#### [Task]
Copy all the entries below exactly, but not the pictures.

#### [Input records]
==================================================

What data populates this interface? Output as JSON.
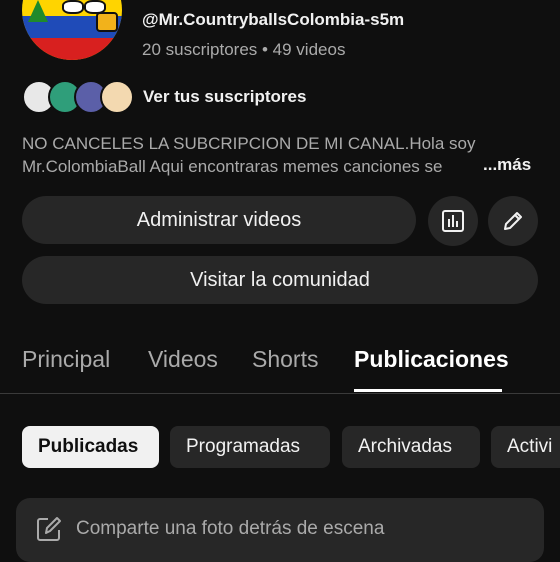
{
  "channel": {
    "handle": "@Mr.CountryballsColombia-s5m",
    "stats": "20 suscriptores • 49 videos",
    "subscribers_link": "Ver tus suscriptores",
    "description_line1": "NO CANCELES LA SUBCRIPCION DE MI CANAL.Hola soy",
    "description_line2": "Mr.ColombiaBall Aqui encontraras memes canciones se",
    "more_label": "...más"
  },
  "actions": {
    "manage_videos": "Administrar videos",
    "analytics_icon": "analytics-icon",
    "edit_icon": "pencil-icon",
    "visit_community": "Visitar la comunidad"
  },
  "tabs": [
    {
      "label": "Principal",
      "active": false
    },
    {
      "label": "Videos",
      "active": false
    },
    {
      "label": "Shorts",
      "active": false
    },
    {
      "label": "Publicaciones",
      "active": true
    }
  ],
  "chips": [
    {
      "label": "Publicadas",
      "active": true
    },
    {
      "label": "Programadas",
      "active": false
    },
    {
      "label": "Archivadas",
      "active": false
    },
    {
      "label": "Activi",
      "active": false
    }
  ],
  "compose": {
    "placeholder": "Comparte una foto detrás de escena",
    "icon": "edit-square-icon"
  },
  "colors": {
    "background": "#0f0f0f",
    "surface": "#272727",
    "text_primary": "#f1f1f1",
    "text_secondary": "#aaaaaa"
  }
}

==================================================

#### [Expected answer]
What data populates this interface? Output as JSON.
{
  "channel": {
    "handle": "@Mr.CountryballsColombia-s5m",
    "stats": "20 suscriptores • 49 videos",
    "subscribers_link": "Ver tus suscriptores",
    "description_line1": "NO CANCELES LA SUBCRIPCION DE MI CANAL.Hola soy",
    "description_line2": "Mr.ColombiaBall Aqui encontraras memes canciones se",
    "more_label": "...más"
  },
  "actions": {
    "manage_videos": "Administrar videos",
    "analytics_icon": "analytics-icon",
    "edit_icon": "pencil-icon",
    "visit_community": "Visitar la comunidad"
  },
  "tabs": [
    {
      "label": "Principal",
      "active": false
    },
    {
      "label": "Videos",
      "active": false
    },
    {
      "label": "Shorts",
      "active": false
    },
    {
      "label": "Publicaciones",
      "active": true
    }
  ],
  "chips": [
    {
      "label": "Publicadas",
      "active": true
    },
    {
      "label": "Programadas",
      "active": false
    },
    {
      "label": "Archivadas",
      "active": false
    },
    {
      "label": "Activi",
      "active": false
    }
  ],
  "compose": {
    "placeholder": "Comparte una foto detrás de escena",
    "icon": "edit-square-icon"
  },
  "colors": {
    "background": "#0f0f0f",
    "surface": "#272727",
    "text_primary": "#f1f1f1",
    "text_secondary": "#aaaaaa"
  }
}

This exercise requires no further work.